#### Objective:
Check each line for the string "true", then give only how many lines have it.

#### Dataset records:
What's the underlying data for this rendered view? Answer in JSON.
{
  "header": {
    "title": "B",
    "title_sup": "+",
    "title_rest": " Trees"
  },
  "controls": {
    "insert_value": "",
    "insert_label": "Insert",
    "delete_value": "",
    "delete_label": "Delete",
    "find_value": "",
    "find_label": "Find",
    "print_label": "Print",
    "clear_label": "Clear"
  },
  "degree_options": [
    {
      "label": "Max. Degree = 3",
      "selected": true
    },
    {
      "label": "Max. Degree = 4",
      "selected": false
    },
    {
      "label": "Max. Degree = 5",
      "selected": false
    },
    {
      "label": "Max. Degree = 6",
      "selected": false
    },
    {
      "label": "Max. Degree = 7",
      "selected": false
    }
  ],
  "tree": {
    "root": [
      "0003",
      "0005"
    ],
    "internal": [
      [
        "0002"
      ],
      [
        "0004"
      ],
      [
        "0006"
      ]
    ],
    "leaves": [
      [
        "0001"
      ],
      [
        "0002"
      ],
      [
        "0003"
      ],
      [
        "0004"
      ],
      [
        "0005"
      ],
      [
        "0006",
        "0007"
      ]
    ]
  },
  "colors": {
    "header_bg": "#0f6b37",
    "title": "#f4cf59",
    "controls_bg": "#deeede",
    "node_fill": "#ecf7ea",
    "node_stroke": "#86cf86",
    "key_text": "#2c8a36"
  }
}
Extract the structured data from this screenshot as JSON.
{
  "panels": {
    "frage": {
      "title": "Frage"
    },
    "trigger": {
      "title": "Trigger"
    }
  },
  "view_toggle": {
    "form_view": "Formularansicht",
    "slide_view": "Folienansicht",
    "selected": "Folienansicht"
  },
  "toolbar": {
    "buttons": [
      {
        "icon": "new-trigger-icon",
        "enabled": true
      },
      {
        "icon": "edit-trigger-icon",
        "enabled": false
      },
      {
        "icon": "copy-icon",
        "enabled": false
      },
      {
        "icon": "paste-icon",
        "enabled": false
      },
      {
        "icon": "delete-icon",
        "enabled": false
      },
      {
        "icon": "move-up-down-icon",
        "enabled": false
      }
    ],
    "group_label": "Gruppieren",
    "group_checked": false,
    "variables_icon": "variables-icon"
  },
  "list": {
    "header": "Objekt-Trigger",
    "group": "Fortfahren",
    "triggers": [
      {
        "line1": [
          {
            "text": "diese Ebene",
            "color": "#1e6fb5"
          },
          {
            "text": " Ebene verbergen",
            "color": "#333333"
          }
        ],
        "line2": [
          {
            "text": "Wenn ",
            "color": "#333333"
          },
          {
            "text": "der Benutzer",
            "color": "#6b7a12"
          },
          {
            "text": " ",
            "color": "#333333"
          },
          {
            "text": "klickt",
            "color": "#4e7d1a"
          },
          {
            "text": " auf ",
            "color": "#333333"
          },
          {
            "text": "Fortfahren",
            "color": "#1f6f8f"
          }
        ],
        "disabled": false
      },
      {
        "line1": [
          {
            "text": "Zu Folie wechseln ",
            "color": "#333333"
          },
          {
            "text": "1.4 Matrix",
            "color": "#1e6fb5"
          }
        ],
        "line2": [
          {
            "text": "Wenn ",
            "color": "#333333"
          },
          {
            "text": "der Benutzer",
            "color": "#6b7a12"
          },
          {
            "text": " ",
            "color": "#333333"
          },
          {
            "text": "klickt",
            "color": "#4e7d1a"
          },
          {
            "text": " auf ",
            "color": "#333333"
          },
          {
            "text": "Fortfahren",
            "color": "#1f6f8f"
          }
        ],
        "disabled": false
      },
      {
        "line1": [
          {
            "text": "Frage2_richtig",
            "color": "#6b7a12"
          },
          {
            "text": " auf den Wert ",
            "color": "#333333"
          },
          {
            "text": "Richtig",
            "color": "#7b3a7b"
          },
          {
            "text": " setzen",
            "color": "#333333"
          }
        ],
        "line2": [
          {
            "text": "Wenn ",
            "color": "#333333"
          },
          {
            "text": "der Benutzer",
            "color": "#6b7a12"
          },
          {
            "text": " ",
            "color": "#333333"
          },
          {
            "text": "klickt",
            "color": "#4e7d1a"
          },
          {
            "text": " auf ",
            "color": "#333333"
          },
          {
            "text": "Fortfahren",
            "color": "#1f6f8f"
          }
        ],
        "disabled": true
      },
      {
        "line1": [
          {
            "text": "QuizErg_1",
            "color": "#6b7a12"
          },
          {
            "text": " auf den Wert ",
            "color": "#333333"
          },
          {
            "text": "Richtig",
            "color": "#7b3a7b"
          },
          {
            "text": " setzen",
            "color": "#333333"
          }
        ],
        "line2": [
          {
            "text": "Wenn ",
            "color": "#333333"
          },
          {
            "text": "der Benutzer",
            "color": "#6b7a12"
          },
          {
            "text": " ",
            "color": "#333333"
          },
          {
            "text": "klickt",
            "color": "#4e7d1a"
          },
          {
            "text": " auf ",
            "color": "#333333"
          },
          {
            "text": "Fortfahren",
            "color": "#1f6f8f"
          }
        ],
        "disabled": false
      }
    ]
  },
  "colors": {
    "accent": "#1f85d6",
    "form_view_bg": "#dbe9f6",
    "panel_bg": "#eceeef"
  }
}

#### Answer to the task:
3